Collection entries:
* * * * * * *
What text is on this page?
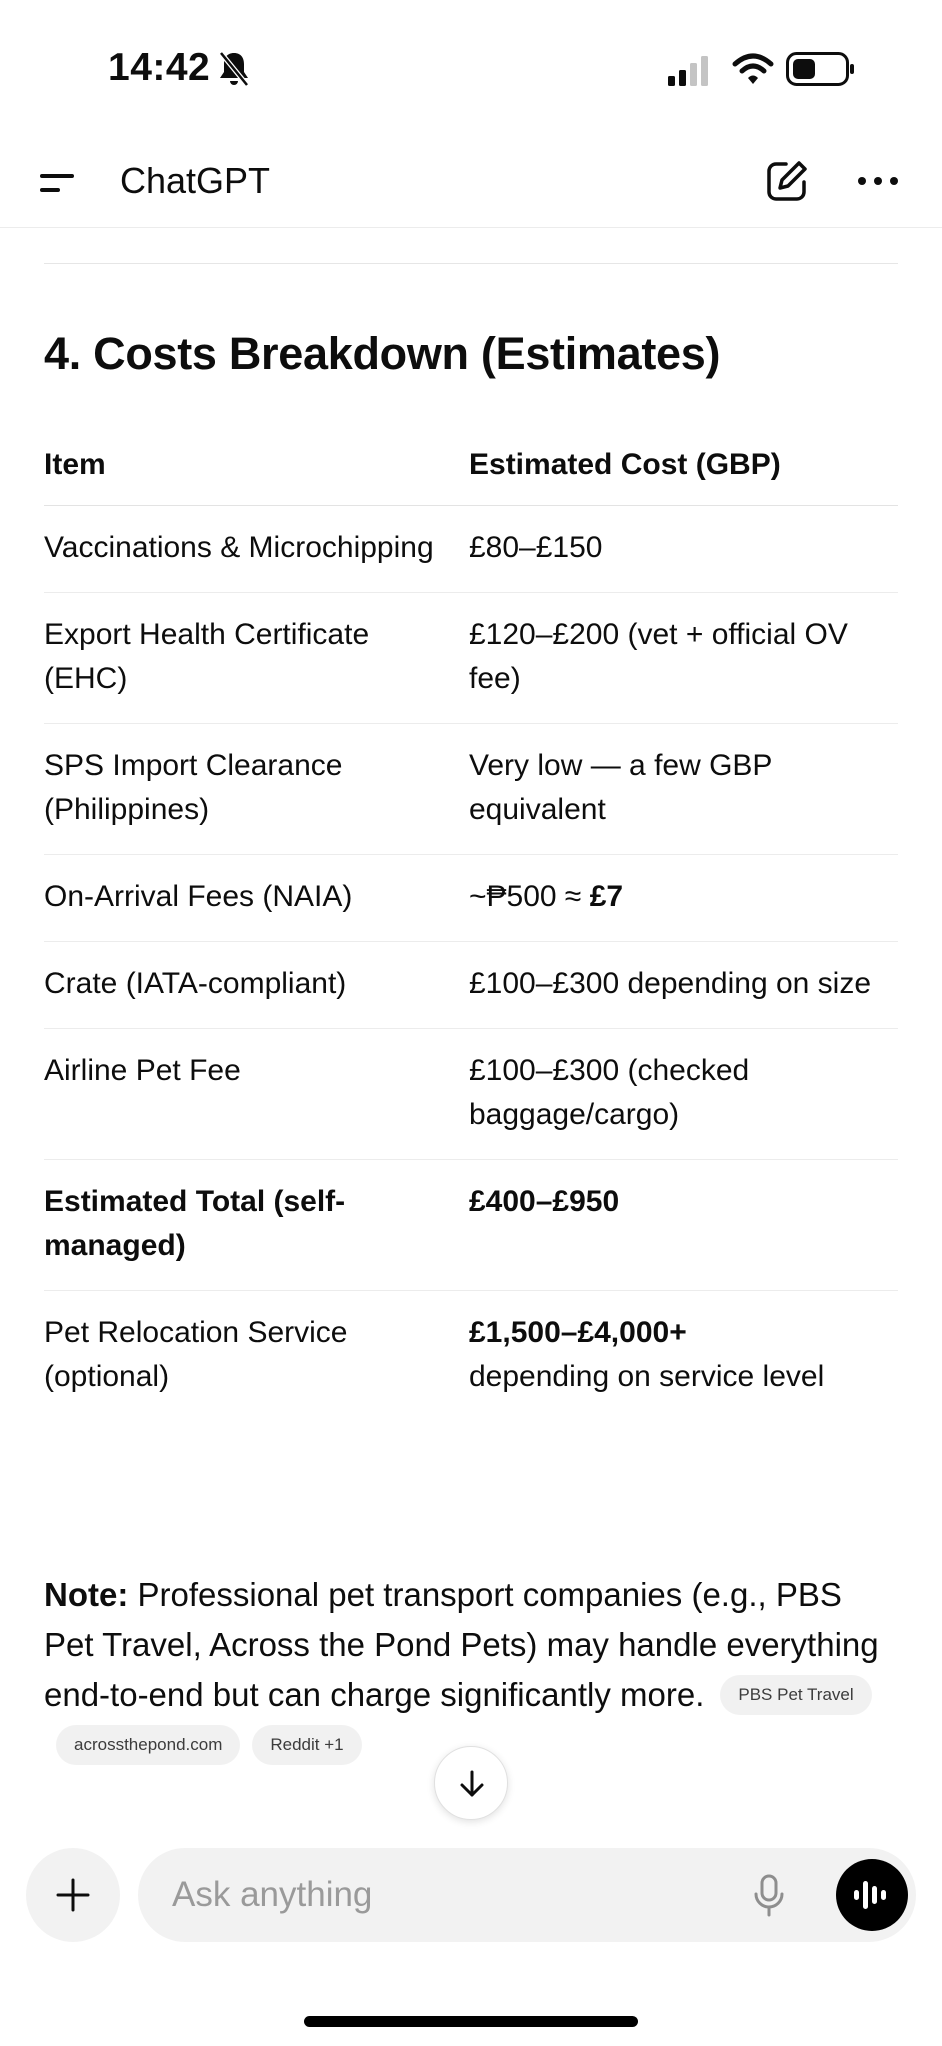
14:42
ChatGPT
4. Costs Breakdown (Estimates)
Item	Estimated Cost (GBP)
Vaccinations & Microchipping	£80–£150
Export Health Certificate (EHC)	£120–£200 (vet + official OV fee)
SPS Import Clearance (Philippines)	Very low — a few GBP equivalent
On-Arrival Fees (NAIA)	~₱500 ≈ £7
Crate (IATA-compliant)	£100–£300 depending on size
Airline Pet Fee	£100–£300 (checked baggage/cargo)
Estimated Total (self-managed)	£400–£950
Pet Relocation Service (optional)	£1,500–£4,000+
depending on service level

Note: Professional pet transport companies (e.g., PBS Pet Travel, Across the Pond Pets) may handle everything end-to-end but can charge significantly more. PBS Pet Travelacrossthepond.com	Reddit +1

Ask anything
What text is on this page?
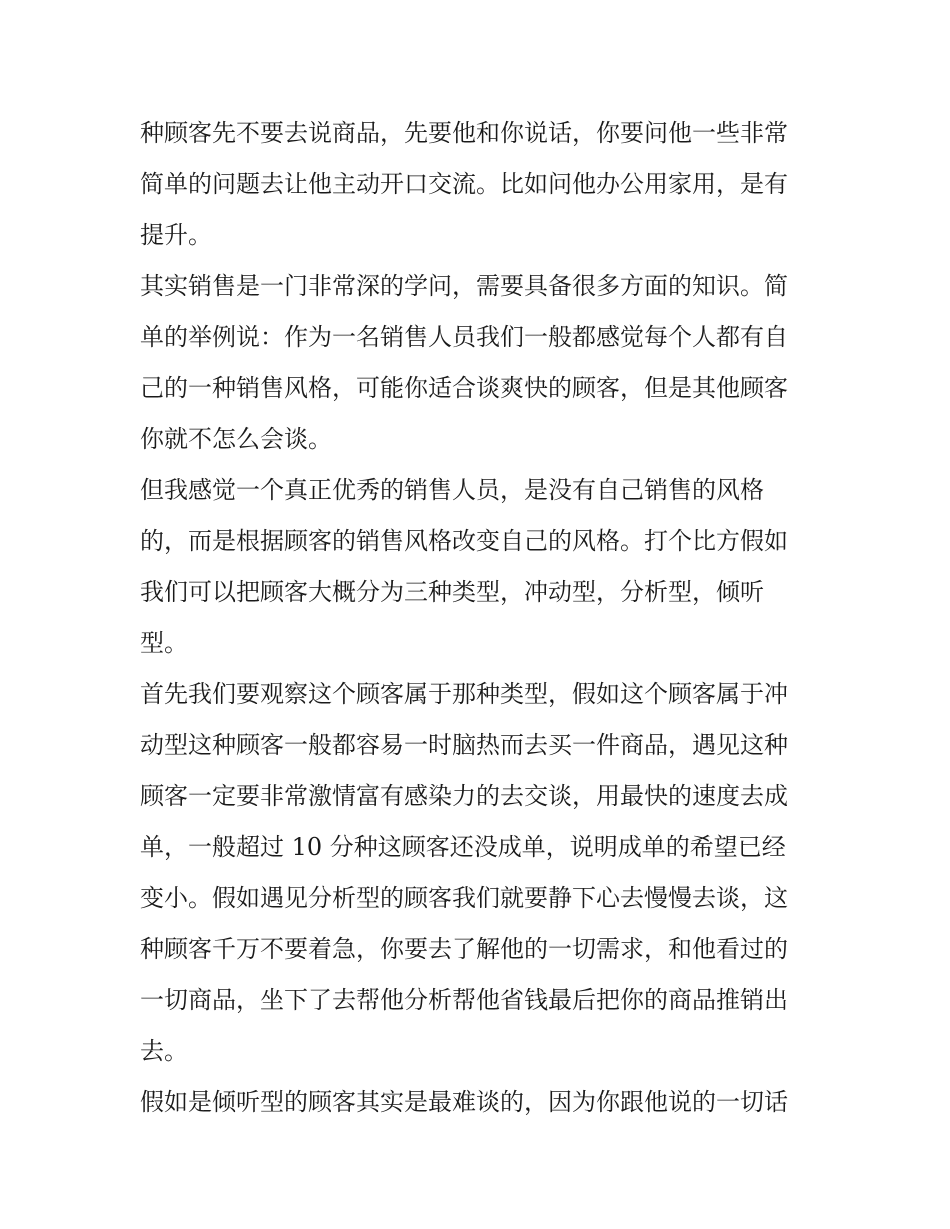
种顾客先不要去说商品，先要他和你说话，你要问他一些非常
简单的问题去让他主动开口交流。比如问他办公用家用，是有
提升。
其实销售是一门非常深的学问，需要具备很多方面的知识。简
单的举例说：作为一名销售人员我们一般都感觉每个人都有自
己的一种销售风格，可能你适合谈爽快的顾客，但是其他顾客
你就不怎么会谈。
但我感觉一个真正优秀的销售人员，是没有自己销售的风格
的，而是根据顾客的销售风格改变自己的风格。打个比方假如
我们可以把顾客大概分为三种类型，冲动型，分析型，倾听
型。
首先我们要观察这个顾客属于那种类型，假如这个顾客属于冲
动型这种顾客一般都容易一时脑热而去买一件商品，遇见这种
顾客一定要非常激情富有感染力的去交谈，用最快的速度去成
单，一般超过 10 分种这顾客还没成单，说明成单的希望已经
变小。假如遇见分析型的顾客我们就要静下心去慢慢去谈，这
种顾客千万不要着急，你要去了解他的一切需求，和他看过的
一切商品，坐下了去帮他分析帮他省钱最后把你的商品推销出
去。
假如是倾听型的顾客其实是最难谈的，因为你跟他说的一切话
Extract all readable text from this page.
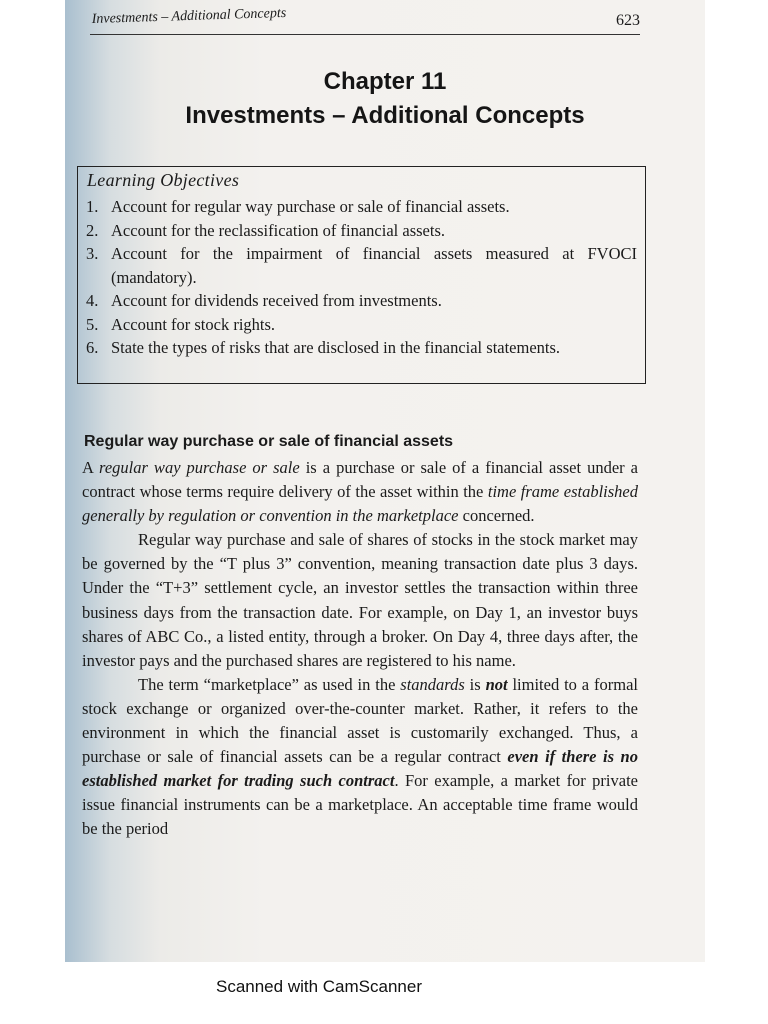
Investments – Additional Concepts	623
Chapter 11
Investments – Additional Concepts
Learning Objectives
1. Account for regular way purchase or sale of financial assets.
2. Account for the reclassification of financial assets.
3. Account for the impairment of financial assets measured at FVOCI (mandatory).
4. Account for dividends received from investments.
5. Account for stock rights.
6. State the types of risks that are disclosed in the financial statements.
Regular way purchase or sale of financial assets

A regular way purchase or sale is a purchase or sale of a financial asset under a contract whose terms require delivery of the asset within the time frame established generally by regulation or convention in the marketplace concerned.

Regular way purchase and sale of shares of stocks in the stock market may be governed by the “T plus 3” convention, meaning transaction date plus 3 days. Under the “T+3” settlement cycle, an investor settles the transaction within three business days from the transaction date. For example, on Day 1, an investor buys shares of ABC Co., a listed entity, through a broker. On Day 4, three days after, the investor pays and the purchased shares are registered to his name.

The term “marketplace” as used in the standards is not limited to a formal stock exchange or organized over-the-counter market. Rather, it refers to the environment in which the financial asset is customarily exchanged. Thus, a purchase or sale of financial assets can be a regular contract even if there is no established market for trading such contract. For example, a market for private issue financial instruments can be a marketplace. An acceptable time frame would be the period

Scanned with CamScanner
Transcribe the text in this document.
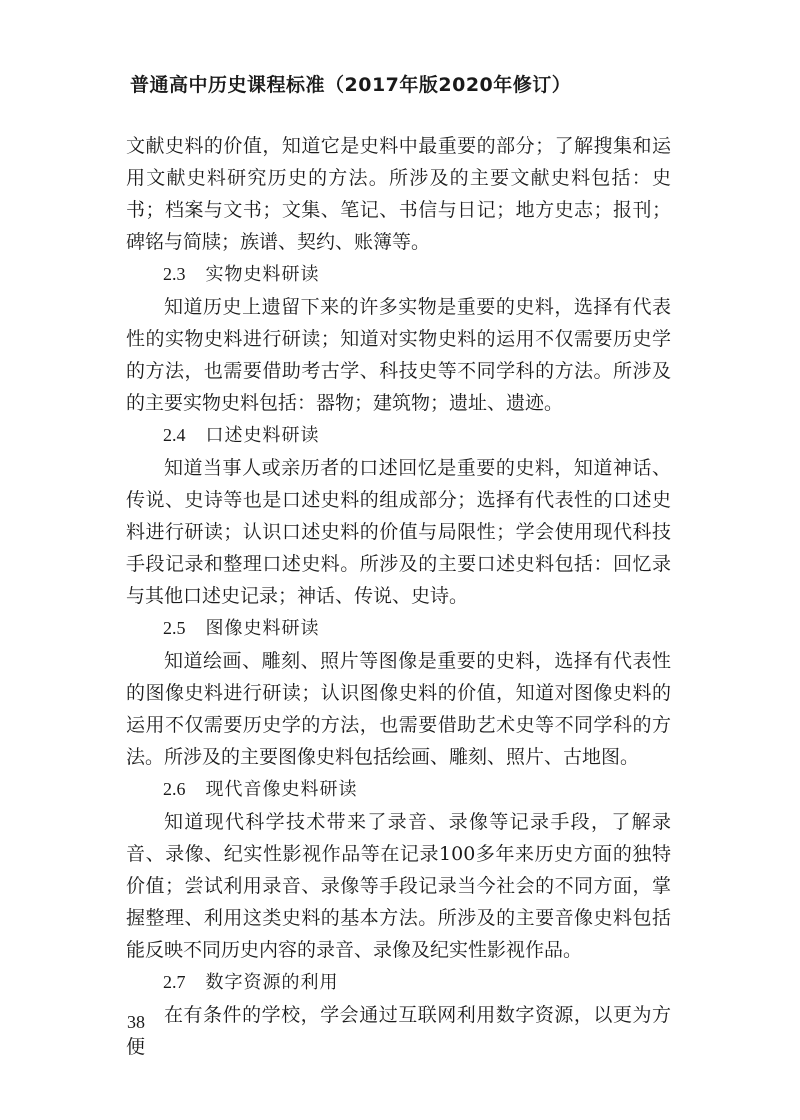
普通高中历史课程标准（2017年版2020年修订）

文献史料的价值，知道它是史料中最重要的部分；了解搜集和运用文献史料研究历史的方法。所涉及的主要文献史料包括：史书；档案与文书；文集、笔记、书信与日记；地方史志；报刊；碑铭与简牍；族谱、契约、账簿等。

2.3 实物史料研读

知道历史上遗留下来的许多实物是重要的史料，选择有代表性的实物史料进行研读；知道对实物史料的运用不仅需要历史学的方法，也需要借助考古学、科技史等不同学科的方法。所涉及的主要实物史料包括：器物；建筑物；遗址、遗迹。

2.4 口述史料研读

知道当事人或亲历者的口述回忆是重要的史料，知道神话、传说、史诗等也是口述史料的组成部分；选择有代表性的口述史料进行研读；认识口述史料的价值与局限性；学会使用现代科技手段记录和整理口述史料。所涉及的主要口述史料包括：回忆录与其他口述史记录；神话、传说、史诗。

2.5 图像史料研读

知道绘画、雕刻、照片等图像是重要的史料，选择有代表性的图像史料进行研读；认识图像史料的价值，知道对图像史料的运用不仅需要历史学的方法，也需要借助艺术史等不同学科的方法。所涉及的主要图像史料包括绘画、雕刻、照片、古地图。

2.6 现代音像史料研读

知道现代科学技术带来了录音、录像等记录手段，了解录音、录像、纪实性影视作品等在记录100多年来历史方面的独特价值；尝试利用录音、录像等手段记录当今社会的不同方面，掌握整理、利用这类史料的基本方法。所涉及的主要音像史料包括能反映不同历史内容的录音、录像及纪实性影视作品。

2.7 数字资源的利用

在有条件的学校，学会通过互联网利用数字资源，以更为方便

38
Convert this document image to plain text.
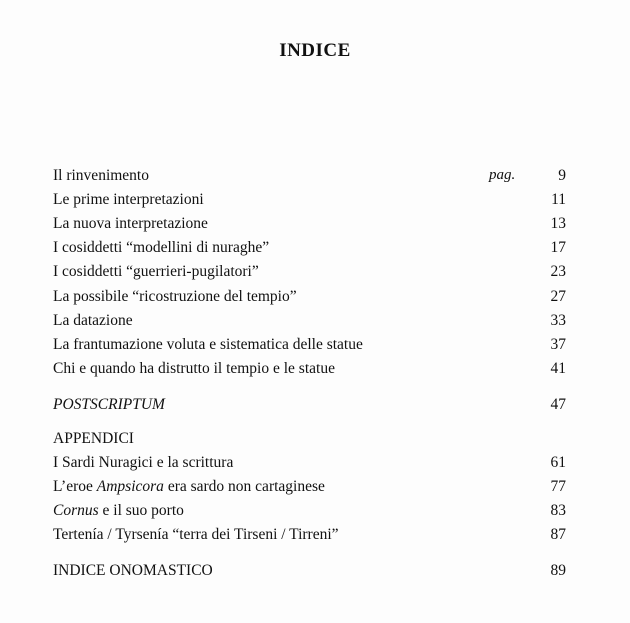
INDICE
Il rinvenimento	pag.	9
Le prime interpretazioni	11
La nuova interpretazione	13
I cosiddetti “modellini di nuraghe”	17
I cosiddetti “guerrieri-pugilatori”	23
La possibile “ricostruzione del tempio”	27
La datazione	33
La frantumazione voluta e sistematica delle statue	37
Chi e quando ha distrutto il tempio e le statue	41
POSTSCRIPTUM	47
APPENDICI
I Sardi Nuragici e la scrittura	61
L’eroe Ampsicora era sardo non cartaginese	77
Cornus e il suo porto	83
Tertenía / Tyrsenía “terra dei Tirseni / Tirreni”	87
INDICE ONOMASTICO	89
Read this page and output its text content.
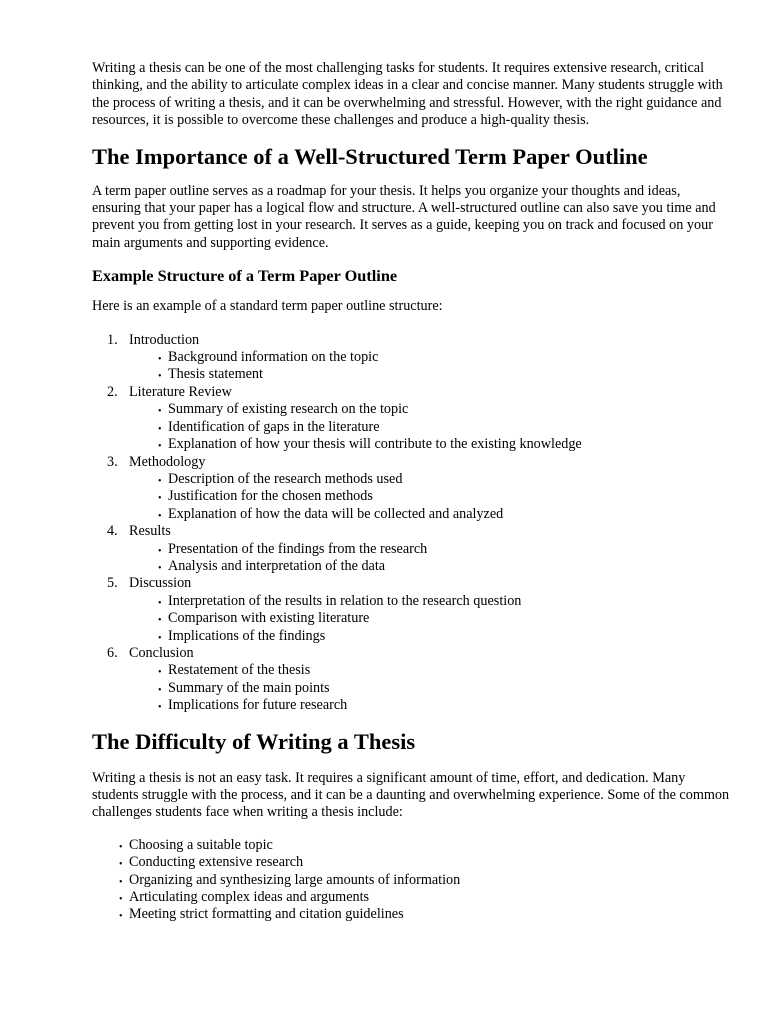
Writing a thesis can be one of the most challenging tasks for students. It requires extensive research, critical thinking, and the ability to articulate complex ideas in a clear and concise manner. Many students struggle with the process of writing a thesis, and it can be overwhelming and stressful. However, with the right guidance and resources, it is possible to overcome these challenges and produce a high-quality thesis.

The Importance of a Well-Structured Term Paper Outline

A term paper outline serves as a roadmap for your thesis. It helps you organize your thoughts and ideas, ensuring that your paper has a logical flow and structure. A well-structured outline can also save you time and prevent you from getting lost in your research. It serves as a guide, keeping you on track and focused on your main arguments and supporting evidence.

Example Structure of a Term Paper Outline

Here is an example of a standard term paper outline structure:

1. Introduction
• Background information on the topic
• Thesis statement
2. Literature Review
• Summary of existing research on the topic
• Identification of gaps in the literature
• Explanation of how your thesis will contribute to the existing knowledge
3. Methodology
• Description of the research methods used
• Justification for the chosen methods
• Explanation of how the data will be collected and analyzed
4. Results
• Presentation of the findings from the research
• Analysis and interpretation of the data
5. Discussion
• Interpretation of the results in relation to the research question
• Comparison with existing literature
• Implications of the findings
6. Conclusion
• Restatement of the thesis
• Summary of the main points
• Implications for future research
The Difficulty of Writing a Thesis

Writing a thesis is not an easy task. It requires a significant amount of time, effort, and dedication. Many students struggle with the process, and it can be a daunting and overwhelming experience. Some of the common challenges students face when writing a thesis include:

• Choosing a suitable topic
• Conducting extensive research
• Organizing and synthesizing large amounts of information
• Articulating complex ideas and arguments
• Meeting strict formatting and citation guidelines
* * * * * * *
• WHAT IS NEEDED
Of all the lines in the listing above, how many contain the word "topic"? Answer with the number alone.

• RESULT OF THE EXERCISE
3